══ MATERIAL SHOWN ══
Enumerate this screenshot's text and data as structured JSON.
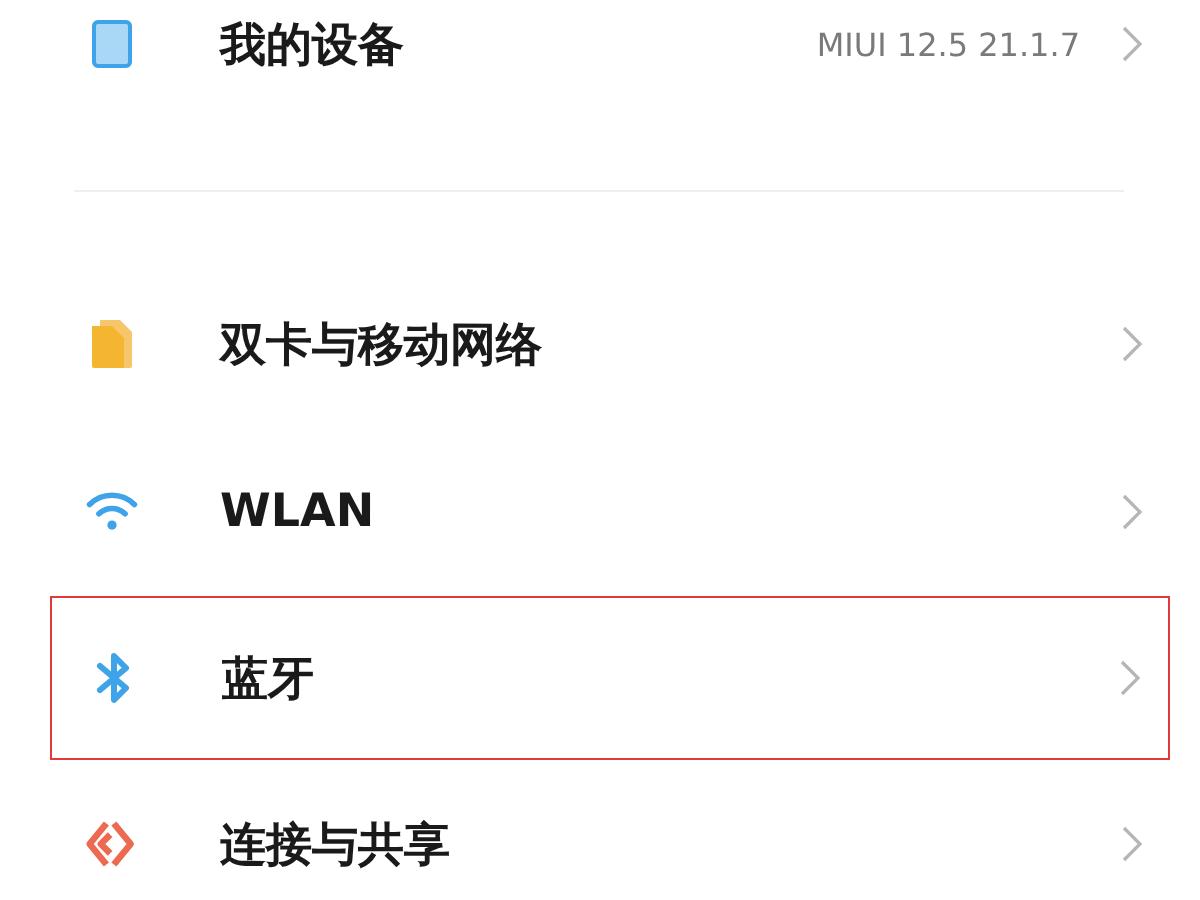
{
  "top_item": {
    "kind": "device",
    "label": "我的设备",
    "value": "MIUI 12.5 21.1.7"
  },
  "items": [
    {
      "kind": "sim",
      "label": "双卡与移动网络",
      "highlighted": false
    },
    {
      "kind": "wifi",
      "label": "WLAN",
      "highlighted": false
    },
    {
      "kind": "bluetooth",
      "label": "蓝牙",
      "highlighted": true
    },
    {
      "kind": "share",
      "label": "连接与共享",
      "highlighted": false
    }
  ]
}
═══
SHORT EXERCISE:
All of the records need repeating exactly, except for the pictures.

RESULT OF THE EXERCISE:
Enumerate this screenshot's text and data as structured JSON.
{
  "top_item": {
    "kind": "device",
    "label": "我的设备",
    "value": "MIUI 12.5 21.1.7"
  },
  "items": [
    {
      "kind": "sim",
      "label": "双卡与移动网络",
      "highlighted": false
    },
    {
      "kind": "wifi",
      "label": "WLAN",
      "highlighted": false
    },
    {
      "kind": "bluetooth",
      "label": "蓝牙",
      "highlighted": true
    },
    {
      "kind": "share",
      "label": "连接与共享",
      "highlighted": false
    }
  ]
}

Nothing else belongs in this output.